Work instruction 1 — In the passage on bullish options trading in Baidu, what quarterly revenue growth rate does Baidu sport?
Work instruction 2 — List every percentage figure in the passage on bullish options trading in Baidu.
Work instruction 3 — From the passage on bullish options trading in Baidu, output the stretch from "When you are" through "puts you sold.".

Given passage —
- - - - -

When you are dealing with a stock that has the potential to trade significantly higher, one of the best ways to leverage your position for a relatively low fee is to use the following strategy. With this strategy puts are sold, and the proceeds are used to fund the purchase of calls. The benefits are two-fold. If the stock takes off you stand to benefit tremendously from the call options you purchased. On the other hand, if the stock pulls back you have the chance to get in at a lower price via the puts you sold.
Reasons to be bullish on Baidu (BIDU):
- It sports strong quarterly revenue growth rate of 59%
- Sales increased from $652 billion in 2009 to $2.35 billion in 2011
- It has a 5 year average growth income rate of 86% compared to the industry standard of 26.6%
- Net income for the 2nd quarter came in at $436 million and if Baidu maintains this rate, it could exceed the $1.2 billion mark for the year.

- - - - -

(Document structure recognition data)
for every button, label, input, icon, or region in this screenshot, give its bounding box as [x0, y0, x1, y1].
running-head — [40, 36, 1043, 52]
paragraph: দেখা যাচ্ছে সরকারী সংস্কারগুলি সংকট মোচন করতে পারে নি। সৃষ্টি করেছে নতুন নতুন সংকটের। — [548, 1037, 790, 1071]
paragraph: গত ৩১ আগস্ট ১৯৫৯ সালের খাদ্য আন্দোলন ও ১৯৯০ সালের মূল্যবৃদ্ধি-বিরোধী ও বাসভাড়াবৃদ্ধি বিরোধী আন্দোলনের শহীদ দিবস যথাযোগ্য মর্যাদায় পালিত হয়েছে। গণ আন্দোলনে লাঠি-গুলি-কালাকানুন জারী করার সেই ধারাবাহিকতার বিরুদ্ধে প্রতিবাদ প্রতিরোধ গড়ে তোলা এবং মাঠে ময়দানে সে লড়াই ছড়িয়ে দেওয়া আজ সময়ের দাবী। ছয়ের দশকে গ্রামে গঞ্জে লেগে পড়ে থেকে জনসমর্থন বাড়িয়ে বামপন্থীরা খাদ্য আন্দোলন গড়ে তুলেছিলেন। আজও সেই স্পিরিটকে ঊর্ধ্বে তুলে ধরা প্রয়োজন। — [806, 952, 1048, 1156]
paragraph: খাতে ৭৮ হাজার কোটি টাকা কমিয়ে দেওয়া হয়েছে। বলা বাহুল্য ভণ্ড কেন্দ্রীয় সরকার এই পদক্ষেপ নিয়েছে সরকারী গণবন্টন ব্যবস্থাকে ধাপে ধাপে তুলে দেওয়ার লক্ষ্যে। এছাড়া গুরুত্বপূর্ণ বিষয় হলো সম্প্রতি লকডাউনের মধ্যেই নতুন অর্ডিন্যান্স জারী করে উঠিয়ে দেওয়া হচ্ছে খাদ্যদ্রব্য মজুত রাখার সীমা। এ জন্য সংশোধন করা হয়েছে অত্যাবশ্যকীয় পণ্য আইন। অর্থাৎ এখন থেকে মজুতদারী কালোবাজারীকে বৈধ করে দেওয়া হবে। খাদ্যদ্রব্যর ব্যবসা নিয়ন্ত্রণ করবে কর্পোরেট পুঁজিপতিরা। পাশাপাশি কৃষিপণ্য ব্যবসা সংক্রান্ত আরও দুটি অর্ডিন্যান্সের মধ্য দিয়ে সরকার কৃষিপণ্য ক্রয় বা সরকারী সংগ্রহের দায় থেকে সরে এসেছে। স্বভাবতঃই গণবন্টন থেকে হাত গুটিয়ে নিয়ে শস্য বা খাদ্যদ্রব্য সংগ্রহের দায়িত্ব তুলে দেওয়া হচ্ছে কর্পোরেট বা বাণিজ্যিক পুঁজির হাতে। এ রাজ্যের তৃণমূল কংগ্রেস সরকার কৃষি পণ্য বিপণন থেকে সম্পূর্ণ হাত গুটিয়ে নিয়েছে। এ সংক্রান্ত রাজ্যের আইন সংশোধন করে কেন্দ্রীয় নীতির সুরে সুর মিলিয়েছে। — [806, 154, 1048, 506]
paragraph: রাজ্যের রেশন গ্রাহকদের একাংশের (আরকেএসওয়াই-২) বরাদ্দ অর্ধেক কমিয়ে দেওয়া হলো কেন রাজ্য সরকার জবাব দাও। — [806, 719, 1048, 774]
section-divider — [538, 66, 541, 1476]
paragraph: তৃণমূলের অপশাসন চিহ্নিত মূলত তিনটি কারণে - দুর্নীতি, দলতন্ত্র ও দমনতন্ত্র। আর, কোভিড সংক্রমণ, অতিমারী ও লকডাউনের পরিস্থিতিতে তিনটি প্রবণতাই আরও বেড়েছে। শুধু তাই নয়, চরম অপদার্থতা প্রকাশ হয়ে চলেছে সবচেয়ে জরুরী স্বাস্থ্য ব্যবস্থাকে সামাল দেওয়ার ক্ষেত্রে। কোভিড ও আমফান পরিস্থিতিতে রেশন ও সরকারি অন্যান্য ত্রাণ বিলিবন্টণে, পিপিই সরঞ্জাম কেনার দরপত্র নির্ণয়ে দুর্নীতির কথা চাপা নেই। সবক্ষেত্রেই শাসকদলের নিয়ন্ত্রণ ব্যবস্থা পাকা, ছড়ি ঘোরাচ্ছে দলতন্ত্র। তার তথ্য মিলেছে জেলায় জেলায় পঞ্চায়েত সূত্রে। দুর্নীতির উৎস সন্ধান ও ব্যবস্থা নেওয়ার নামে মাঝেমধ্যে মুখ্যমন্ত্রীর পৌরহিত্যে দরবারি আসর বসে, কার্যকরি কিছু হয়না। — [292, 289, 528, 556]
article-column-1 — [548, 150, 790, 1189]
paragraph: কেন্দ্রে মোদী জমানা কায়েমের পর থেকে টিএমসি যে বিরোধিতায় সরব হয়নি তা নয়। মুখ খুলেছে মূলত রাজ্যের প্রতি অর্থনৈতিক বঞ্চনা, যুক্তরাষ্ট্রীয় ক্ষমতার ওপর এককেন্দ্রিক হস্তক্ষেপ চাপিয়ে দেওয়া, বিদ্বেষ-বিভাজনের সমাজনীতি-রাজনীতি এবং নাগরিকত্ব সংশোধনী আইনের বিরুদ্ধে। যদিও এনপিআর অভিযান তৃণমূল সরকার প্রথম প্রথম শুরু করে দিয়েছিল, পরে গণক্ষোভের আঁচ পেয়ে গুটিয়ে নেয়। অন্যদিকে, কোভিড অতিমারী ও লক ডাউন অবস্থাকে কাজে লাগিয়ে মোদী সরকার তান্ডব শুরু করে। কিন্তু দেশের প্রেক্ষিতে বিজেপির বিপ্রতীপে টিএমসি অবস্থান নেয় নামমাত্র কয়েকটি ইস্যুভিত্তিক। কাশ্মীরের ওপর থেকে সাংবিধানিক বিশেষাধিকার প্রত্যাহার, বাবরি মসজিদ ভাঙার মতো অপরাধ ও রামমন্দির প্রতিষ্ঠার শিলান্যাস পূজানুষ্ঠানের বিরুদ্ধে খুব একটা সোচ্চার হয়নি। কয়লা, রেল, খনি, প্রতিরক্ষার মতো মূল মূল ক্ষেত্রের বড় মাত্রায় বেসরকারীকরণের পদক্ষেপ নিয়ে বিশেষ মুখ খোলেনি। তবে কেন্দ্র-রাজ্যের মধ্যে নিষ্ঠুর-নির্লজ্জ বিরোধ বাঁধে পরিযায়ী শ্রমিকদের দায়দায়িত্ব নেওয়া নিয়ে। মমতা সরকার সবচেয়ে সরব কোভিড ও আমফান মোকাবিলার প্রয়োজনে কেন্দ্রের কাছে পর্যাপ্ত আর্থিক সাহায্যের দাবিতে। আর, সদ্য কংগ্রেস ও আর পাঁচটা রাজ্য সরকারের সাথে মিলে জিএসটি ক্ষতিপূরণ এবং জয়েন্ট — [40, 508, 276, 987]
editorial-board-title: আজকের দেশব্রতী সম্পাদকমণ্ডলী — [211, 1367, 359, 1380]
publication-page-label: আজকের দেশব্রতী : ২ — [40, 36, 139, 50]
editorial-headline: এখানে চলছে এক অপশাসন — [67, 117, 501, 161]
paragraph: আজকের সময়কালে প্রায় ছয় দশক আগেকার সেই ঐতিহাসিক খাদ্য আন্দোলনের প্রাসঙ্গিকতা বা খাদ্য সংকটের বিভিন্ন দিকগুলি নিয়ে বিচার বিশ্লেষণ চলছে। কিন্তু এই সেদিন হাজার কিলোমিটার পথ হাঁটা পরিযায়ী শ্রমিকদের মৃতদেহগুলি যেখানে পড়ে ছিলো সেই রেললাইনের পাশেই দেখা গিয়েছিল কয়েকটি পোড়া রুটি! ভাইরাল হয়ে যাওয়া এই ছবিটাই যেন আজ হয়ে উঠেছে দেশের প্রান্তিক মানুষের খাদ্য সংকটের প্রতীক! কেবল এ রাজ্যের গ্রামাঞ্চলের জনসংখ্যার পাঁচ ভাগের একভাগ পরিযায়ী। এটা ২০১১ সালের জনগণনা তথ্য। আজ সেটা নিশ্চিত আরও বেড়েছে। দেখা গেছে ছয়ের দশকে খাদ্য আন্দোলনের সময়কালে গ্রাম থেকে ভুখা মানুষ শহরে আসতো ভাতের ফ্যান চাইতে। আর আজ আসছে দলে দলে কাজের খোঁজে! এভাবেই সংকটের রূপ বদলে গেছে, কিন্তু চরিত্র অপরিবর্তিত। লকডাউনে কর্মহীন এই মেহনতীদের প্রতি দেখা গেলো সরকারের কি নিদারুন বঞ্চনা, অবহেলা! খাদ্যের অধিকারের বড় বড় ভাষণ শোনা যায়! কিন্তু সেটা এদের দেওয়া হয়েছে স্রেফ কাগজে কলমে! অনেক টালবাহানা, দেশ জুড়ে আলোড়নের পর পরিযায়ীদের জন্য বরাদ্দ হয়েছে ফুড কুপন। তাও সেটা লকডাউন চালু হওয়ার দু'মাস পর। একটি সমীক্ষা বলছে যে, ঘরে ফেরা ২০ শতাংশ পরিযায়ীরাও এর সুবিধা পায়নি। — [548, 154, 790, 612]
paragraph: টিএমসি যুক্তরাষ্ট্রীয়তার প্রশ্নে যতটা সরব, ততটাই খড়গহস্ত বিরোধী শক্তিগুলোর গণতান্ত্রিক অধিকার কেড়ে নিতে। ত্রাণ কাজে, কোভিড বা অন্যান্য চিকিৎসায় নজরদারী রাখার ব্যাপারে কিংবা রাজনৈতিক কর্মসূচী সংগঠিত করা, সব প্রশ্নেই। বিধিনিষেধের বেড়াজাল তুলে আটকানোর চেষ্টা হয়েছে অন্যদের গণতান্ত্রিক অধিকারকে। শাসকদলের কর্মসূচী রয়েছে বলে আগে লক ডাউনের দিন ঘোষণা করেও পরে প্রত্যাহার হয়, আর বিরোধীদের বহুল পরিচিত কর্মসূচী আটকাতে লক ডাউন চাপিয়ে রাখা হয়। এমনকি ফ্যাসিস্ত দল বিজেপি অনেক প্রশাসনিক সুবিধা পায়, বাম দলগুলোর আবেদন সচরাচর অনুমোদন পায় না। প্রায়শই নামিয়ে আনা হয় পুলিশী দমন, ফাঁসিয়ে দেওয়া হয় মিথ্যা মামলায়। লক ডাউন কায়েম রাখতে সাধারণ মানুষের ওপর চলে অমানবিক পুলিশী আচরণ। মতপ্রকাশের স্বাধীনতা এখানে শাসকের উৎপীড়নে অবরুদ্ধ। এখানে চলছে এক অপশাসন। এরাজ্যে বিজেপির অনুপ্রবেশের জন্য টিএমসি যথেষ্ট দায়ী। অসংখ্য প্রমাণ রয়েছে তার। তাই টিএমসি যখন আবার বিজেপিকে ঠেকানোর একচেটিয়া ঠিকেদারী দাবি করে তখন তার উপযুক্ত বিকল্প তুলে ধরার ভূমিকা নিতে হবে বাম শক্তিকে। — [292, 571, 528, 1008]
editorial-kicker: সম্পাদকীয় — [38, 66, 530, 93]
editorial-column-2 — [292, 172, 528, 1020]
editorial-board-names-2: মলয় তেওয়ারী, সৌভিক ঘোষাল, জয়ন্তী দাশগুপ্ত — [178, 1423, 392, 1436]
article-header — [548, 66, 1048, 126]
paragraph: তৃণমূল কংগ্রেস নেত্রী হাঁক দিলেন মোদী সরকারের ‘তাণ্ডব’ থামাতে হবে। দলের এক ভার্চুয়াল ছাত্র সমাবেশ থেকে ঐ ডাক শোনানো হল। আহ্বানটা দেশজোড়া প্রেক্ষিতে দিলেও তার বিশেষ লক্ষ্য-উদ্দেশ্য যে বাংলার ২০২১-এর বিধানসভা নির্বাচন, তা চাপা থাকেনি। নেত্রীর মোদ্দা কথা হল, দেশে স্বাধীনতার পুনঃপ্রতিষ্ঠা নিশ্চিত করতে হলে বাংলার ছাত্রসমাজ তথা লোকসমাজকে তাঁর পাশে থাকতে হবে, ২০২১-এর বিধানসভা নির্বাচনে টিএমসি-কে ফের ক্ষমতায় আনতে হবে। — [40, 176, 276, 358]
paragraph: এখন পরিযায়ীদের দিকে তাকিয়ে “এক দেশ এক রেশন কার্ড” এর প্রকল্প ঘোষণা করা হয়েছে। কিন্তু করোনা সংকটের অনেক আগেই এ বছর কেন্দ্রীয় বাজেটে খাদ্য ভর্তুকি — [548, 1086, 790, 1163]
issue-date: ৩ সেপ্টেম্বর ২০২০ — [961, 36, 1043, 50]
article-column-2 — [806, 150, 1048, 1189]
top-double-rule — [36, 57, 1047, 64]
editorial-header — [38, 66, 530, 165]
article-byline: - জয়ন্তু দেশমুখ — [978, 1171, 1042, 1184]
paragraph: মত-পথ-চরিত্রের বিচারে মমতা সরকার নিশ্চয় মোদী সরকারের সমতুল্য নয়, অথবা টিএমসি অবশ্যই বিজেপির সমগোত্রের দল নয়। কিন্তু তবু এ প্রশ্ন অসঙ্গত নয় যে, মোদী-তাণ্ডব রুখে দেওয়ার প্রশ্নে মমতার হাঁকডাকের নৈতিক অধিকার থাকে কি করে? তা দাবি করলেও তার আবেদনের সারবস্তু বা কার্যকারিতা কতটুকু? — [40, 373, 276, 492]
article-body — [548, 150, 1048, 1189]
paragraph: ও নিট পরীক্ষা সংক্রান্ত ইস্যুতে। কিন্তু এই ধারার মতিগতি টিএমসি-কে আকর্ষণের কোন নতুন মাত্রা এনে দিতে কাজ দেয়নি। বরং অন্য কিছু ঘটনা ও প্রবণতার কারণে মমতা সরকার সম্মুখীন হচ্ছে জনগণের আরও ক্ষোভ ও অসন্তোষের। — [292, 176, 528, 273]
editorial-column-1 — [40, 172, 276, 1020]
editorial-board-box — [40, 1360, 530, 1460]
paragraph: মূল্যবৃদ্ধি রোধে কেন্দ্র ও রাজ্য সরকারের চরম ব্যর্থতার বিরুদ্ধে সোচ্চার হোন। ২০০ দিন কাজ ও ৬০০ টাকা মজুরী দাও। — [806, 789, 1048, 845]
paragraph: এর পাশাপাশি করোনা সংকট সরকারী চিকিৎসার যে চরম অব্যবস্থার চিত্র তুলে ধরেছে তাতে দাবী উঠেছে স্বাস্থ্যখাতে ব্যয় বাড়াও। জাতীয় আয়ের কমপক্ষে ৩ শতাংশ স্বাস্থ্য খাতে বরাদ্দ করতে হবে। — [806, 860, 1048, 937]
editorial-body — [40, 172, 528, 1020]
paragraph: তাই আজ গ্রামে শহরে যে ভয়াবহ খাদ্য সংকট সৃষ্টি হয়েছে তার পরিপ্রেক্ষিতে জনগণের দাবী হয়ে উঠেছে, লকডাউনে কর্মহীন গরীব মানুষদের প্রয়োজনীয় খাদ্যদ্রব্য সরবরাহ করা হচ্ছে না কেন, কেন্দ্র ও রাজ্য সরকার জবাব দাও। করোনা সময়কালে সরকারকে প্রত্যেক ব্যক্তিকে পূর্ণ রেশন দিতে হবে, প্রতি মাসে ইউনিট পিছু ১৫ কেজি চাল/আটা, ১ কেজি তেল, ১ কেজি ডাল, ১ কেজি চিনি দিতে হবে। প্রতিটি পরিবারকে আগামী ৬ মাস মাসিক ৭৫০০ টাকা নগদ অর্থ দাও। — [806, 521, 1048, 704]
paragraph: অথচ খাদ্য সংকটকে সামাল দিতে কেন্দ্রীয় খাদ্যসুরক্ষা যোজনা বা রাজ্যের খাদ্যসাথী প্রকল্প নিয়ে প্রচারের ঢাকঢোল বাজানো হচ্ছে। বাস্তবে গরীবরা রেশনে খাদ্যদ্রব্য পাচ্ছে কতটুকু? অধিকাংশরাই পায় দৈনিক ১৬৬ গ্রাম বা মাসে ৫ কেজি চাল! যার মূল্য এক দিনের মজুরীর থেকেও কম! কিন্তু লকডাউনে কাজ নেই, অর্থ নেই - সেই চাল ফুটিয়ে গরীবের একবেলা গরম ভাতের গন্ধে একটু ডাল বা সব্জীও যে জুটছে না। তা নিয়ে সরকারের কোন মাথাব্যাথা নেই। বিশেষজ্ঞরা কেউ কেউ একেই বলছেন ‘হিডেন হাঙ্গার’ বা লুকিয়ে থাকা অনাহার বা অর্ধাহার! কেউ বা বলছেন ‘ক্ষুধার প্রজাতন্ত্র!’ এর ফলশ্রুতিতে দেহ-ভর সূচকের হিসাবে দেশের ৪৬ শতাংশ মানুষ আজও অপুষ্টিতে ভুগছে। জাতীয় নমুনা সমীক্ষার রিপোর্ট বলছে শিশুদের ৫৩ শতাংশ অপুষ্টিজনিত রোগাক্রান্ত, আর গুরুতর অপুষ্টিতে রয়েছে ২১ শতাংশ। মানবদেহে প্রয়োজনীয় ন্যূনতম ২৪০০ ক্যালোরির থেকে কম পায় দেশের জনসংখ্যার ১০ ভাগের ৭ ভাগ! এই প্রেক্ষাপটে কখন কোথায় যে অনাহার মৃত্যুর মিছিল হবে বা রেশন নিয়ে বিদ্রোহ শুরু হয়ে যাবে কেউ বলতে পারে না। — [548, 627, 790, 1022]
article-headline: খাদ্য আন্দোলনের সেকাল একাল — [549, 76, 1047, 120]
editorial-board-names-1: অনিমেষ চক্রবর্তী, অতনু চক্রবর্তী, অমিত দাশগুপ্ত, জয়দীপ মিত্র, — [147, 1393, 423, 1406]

- - - - -

Your solution 1 — 59%

Your solution 2 —
- 59%
- 86%
- 26.6%

Your solution 3 —
When you are dealing with a stock that has the potential to trade significantly higher, one of the best ways to leverage your position for a relatively low fee is to use the following strategy. With this strategy puts are sold, and the proceeds are used to fund the purchase of calls. The benefits are two-fold. If the stock takes off you stand to benefit tremendously from the call options you purchased. On the other hand, if the stock pulls back you have the chance to get in at a lower price via the puts you sold.